» EXERCISE 1:
In the startup lending text, reproduce the part that opens with the words containing "Vendor credit is" and closes with "customers and clients.", renaming "Vendor credit" to "Supplier credit" throughout.
» EXERCISE 2:
List the payment periods that the startup lending text gives as examples of vendor credit arrangements.
» EXERCISE 3:
Answer these questions using the startup lending text:
(a) Which two websites does it name as crowdfunding platforms?
(b) What interest rate does it say business credit cards typically charge?
(c) What may some vendors give you if you pay early?

------ PASSAGE FOR REVIEW ------

Good Alternative Lending Startup Options
While all of these different types of alternative lending are available to moderately or well-established businesses, brand-new startups with no revenue or time in business may have a tough time qualifying. If you’re in this position, here are some options to consider.
Websites like Kickstarter and Indiegogo are designed to connect business owners with their prospective customers. Creating a campaign gives you the opportunity to showcase your product or service and encourage average consumers to pledge money to help you launch it.
In exchange, these customers can get early access to your product or service. To increase the appeal, you may even offer special discounts or other perks to those who pledge more than the bare minimum.
Crowdfunding can be a great way to get capital as a startup business owner because it doesn’t involve working with traditional investors or lenders. Instead, you’re getting money directly from the people who believe in your product and who may be likely to become customers once you launch your business.
Vendor credit is a form of alternative lending that you can set up with your vendors or suppliers. Instead of paying for a product or service immediately, for example, you can arrange to pay in 30, 45, or 60 days.
In general, you don’t have to pay interest in this type of arrangement, and if you do, the cost is relatively low. Also, some vendors may opt to give you a discount if you pay early.
Vendor credit can be a great way to manage your cash flow, as it gives you time to convert the costs you’re incurring for supplies or goods to sales to your customers and clients.
Business Credit Cards
Business credit cards don’t require any time in business or minimum annual revenue, and the revolving line of credit they provide makes them a solid option for ongoing working capital needs.
Business credit cards typically charge interest rates upwards of 20%, but that can be cheaper than a lot of other startup options that are available. And if you pay your balance in full each month, you won’t be on the hook for interest at all.
In addition to providing access to capital, some business credit cards also offer other features and benefits, including a rewards program, introductory 0% APR promotions, travel-related perks and protections, and more.

------ DATA SHOWN ------

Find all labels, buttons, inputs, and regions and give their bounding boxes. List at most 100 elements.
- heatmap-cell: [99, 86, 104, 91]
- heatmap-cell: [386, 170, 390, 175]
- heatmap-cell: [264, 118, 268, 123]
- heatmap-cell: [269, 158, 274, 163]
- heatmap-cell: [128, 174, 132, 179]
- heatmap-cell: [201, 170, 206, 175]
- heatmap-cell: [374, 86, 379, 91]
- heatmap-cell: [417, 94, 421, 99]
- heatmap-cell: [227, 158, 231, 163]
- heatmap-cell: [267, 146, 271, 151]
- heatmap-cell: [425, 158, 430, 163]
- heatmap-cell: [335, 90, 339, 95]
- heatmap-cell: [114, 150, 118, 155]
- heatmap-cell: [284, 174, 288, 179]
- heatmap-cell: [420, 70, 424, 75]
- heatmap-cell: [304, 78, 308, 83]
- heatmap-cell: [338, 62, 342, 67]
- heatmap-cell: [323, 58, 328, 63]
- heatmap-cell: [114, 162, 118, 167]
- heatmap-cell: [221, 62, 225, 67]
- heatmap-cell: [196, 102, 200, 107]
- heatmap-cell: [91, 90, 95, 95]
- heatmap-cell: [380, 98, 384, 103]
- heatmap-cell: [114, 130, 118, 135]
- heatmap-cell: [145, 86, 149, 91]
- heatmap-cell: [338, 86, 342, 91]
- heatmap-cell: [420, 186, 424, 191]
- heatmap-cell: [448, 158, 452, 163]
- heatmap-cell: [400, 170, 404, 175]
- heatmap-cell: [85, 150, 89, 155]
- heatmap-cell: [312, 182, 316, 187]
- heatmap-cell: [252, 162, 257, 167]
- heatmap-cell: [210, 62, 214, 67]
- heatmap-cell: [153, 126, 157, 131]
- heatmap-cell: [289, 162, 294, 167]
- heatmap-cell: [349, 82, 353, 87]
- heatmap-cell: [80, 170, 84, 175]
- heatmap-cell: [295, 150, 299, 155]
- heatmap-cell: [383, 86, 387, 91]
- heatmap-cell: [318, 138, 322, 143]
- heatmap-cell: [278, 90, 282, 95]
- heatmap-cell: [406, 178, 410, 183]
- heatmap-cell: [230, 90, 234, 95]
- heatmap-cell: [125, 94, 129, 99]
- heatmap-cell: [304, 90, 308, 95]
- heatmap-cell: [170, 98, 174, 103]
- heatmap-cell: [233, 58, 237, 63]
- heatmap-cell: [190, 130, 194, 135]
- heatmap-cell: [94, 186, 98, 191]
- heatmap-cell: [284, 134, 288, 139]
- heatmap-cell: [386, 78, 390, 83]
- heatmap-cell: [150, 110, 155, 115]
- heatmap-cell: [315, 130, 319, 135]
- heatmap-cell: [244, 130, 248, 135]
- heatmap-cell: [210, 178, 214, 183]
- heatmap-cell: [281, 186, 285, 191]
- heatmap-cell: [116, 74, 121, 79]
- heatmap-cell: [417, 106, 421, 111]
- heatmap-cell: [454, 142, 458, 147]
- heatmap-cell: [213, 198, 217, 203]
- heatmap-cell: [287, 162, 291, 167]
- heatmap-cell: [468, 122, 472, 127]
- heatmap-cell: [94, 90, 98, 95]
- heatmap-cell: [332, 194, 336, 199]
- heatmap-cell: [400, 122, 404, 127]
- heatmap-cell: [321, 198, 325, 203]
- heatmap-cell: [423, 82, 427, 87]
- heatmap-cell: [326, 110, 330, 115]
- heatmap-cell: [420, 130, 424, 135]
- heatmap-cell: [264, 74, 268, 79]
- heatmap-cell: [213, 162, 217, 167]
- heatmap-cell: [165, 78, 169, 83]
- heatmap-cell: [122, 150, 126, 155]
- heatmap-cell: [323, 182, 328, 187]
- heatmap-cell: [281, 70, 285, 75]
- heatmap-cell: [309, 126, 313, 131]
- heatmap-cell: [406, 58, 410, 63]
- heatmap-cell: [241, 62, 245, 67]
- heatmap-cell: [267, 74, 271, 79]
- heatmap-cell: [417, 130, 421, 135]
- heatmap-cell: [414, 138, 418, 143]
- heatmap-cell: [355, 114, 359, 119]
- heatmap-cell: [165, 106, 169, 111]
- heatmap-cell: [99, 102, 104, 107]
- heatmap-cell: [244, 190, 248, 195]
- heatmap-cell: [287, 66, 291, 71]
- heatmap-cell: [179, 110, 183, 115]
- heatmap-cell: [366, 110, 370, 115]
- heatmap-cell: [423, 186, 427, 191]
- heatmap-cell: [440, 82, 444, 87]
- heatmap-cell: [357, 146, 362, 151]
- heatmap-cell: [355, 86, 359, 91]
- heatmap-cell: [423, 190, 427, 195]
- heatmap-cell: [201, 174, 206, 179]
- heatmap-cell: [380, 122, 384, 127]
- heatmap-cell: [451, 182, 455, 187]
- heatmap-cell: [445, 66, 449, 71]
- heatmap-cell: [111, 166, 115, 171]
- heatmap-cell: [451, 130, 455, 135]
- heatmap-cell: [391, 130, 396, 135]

------

» PROBLEM SOLUTION 1:
Supplier credit is a form of alternative lending that you can set up with your vendors or suppliers. Instead of paying for a product or service immediately, for example, you can arrange to pay in 30, 45, or 60 days.
In general, you don’t have to pay interest in this type of arrangement, and if you do, the cost is relatively low. Also, some vendors may opt to give you a discount if you pay early.
Supplier credit can be a great way to manage your cash flow, as it gives you time to convert the costs you’re incurring for supplies or goods to sales to your customers and clients.

» PROBLEM SOLUTION 2:
30 days
45 days
60 days

» PROBLEM SOLUTION 3:
(a) Kickstarter and Indiegogo.
(b) Upwards of 20%.
(c) A discount.